DATA SHOWN:

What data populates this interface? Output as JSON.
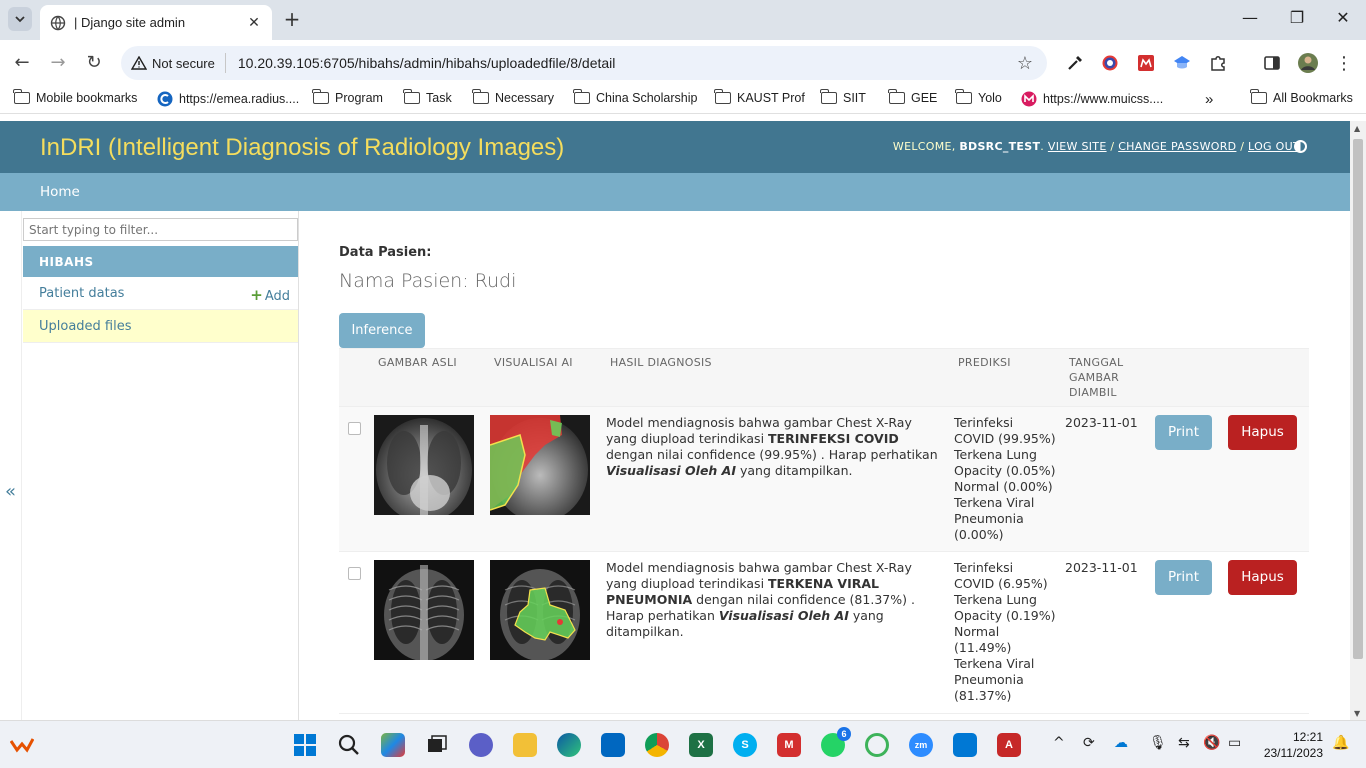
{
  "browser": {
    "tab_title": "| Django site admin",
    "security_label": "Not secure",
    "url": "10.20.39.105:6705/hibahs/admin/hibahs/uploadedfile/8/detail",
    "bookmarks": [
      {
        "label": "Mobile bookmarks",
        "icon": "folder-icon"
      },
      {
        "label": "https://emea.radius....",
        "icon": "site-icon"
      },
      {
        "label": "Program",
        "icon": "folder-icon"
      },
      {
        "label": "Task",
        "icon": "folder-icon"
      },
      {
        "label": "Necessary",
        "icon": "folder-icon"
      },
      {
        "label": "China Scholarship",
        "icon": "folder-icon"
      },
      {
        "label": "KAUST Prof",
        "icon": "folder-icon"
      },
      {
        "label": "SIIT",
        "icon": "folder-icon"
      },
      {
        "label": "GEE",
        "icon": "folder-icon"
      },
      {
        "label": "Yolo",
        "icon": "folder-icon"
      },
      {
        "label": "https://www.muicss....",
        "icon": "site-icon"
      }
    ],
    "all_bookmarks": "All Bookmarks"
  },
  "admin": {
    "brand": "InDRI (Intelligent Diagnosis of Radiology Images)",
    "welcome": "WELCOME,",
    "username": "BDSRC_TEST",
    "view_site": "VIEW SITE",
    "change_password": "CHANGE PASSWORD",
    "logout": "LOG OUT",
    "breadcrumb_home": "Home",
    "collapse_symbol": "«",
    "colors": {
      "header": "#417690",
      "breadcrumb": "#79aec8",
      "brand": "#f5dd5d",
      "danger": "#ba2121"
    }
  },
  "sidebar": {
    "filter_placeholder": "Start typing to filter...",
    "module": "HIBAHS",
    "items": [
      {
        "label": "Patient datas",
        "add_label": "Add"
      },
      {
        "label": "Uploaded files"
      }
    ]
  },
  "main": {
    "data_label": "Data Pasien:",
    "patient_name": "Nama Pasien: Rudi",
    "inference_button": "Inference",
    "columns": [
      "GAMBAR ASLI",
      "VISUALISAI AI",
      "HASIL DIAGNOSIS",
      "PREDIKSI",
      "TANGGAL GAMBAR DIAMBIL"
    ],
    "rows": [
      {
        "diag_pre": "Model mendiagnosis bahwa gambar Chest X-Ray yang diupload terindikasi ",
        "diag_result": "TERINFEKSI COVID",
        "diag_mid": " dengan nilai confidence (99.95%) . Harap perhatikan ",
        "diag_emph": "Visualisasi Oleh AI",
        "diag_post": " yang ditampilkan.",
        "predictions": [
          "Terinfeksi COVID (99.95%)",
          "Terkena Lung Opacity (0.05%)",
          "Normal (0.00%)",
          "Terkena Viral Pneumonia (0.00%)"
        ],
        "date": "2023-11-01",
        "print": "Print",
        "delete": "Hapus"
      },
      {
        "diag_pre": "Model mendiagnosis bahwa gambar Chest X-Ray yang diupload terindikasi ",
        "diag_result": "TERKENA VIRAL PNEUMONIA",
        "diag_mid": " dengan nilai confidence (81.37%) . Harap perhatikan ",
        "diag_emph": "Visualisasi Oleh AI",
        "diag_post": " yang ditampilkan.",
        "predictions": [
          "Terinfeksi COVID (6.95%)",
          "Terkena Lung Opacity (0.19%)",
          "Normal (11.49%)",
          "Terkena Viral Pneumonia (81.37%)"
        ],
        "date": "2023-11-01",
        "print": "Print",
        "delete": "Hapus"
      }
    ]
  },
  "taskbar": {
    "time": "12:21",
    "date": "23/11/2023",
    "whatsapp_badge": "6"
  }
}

ASSIGNED TASK: Retype all of the listing above exactly, but keep its pictures out.

FINISHED TASK:
What data populates this interface? Output as JSON.
{
  "browser": {
    "tab_title": "| Django site admin",
    "security_label": "Not secure",
    "url": "10.20.39.105:6705/hibahs/admin/hibahs/uploadedfile/8/detail",
    "bookmarks": [
      {
        "label": "Mobile bookmarks",
        "icon": "folder-icon"
      },
      {
        "label": "https://emea.radius....",
        "icon": "site-icon"
      },
      {
        "label": "Program",
        "icon": "folder-icon"
      },
      {
        "label": "Task",
        "icon": "folder-icon"
      },
      {
        "label": "Necessary",
        "icon": "folder-icon"
      },
      {
        "label": "China Scholarship",
        "icon": "folder-icon"
      },
      {
        "label": "KAUST Prof",
        "icon": "folder-icon"
      },
      {
        "label": "SIIT",
        "icon": "folder-icon"
      },
      {
        "label": "GEE",
        "icon": "folder-icon"
      },
      {
        "label": "Yolo",
        "icon": "folder-icon"
      },
      {
        "label": "https://www.muicss....",
        "icon": "site-icon"
      }
    ],
    "all_bookmarks": "All Bookmarks"
  },
  "admin": {
    "brand": "InDRI (Intelligent Diagnosis of Radiology Images)",
    "welcome": "WELCOME,",
    "username": "BDSRC_TEST",
    "view_site": "VIEW SITE",
    "change_password": "CHANGE PASSWORD",
    "logout": "LOG OUT",
    "breadcrumb_home": "Home",
    "collapse_symbol": "«",
    "colors": {
      "header": "#417690",
      "breadcrumb": "#79aec8",
      "brand": "#f5dd5d",
      "danger": "#ba2121"
    }
  },
  "sidebar": {
    "filter_placeholder": "Start typing to filter...",
    "module": "HIBAHS",
    "items": [
      {
        "label": "Patient datas",
        "add_label": "Add"
      },
      {
        "label": "Uploaded files"
      }
    ]
  },
  "main": {
    "data_label": "Data Pasien:",
    "patient_name": "Nama Pasien: Rudi",
    "inference_button": "Inference",
    "columns": [
      "GAMBAR ASLI",
      "VISUALISAI AI",
      "HASIL DIAGNOSIS",
      "PREDIKSI",
      "TANGGAL GAMBAR DIAMBIL"
    ],
    "rows": [
      {
        "diag_pre": "Model mendiagnosis bahwa gambar Chest X-Ray yang diupload terindikasi ",
        "diag_result": "TERINFEKSI COVID",
        "diag_mid": " dengan nilai confidence (99.95%) . Harap perhatikan ",
        "diag_emph": "Visualisasi Oleh AI",
        "diag_post": " yang ditampilkan.",
        "predictions": [
          "Terinfeksi COVID (99.95%)",
          "Terkena Lung Opacity (0.05%)",
          "Normal (0.00%)",
          "Terkena Viral Pneumonia (0.00%)"
        ],
        "date": "2023-11-01",
        "print": "Print",
        "delete": "Hapus"
      },
      {
        "diag_pre": "Model mendiagnosis bahwa gambar Chest X-Ray yang diupload terindikasi ",
        "diag_result": "TERKENA VIRAL PNEUMONIA",
        "diag_mid": " dengan nilai confidence (81.37%) . Harap perhatikan ",
        "diag_emph": "Visualisasi Oleh AI",
        "diag_post": " yang ditampilkan.",
        "predictions": [
          "Terinfeksi COVID (6.95%)",
          "Terkena Lung Opacity (0.19%)",
          "Normal (11.49%)",
          "Terkena Viral Pneumonia (81.37%)"
        ],
        "date": "2023-11-01",
        "print": "Print",
        "delete": "Hapus"
      }
    ]
  },
  "taskbar": {
    "time": "12:21",
    "date": "23/11/2023",
    "whatsapp_badge": "6"
  }
}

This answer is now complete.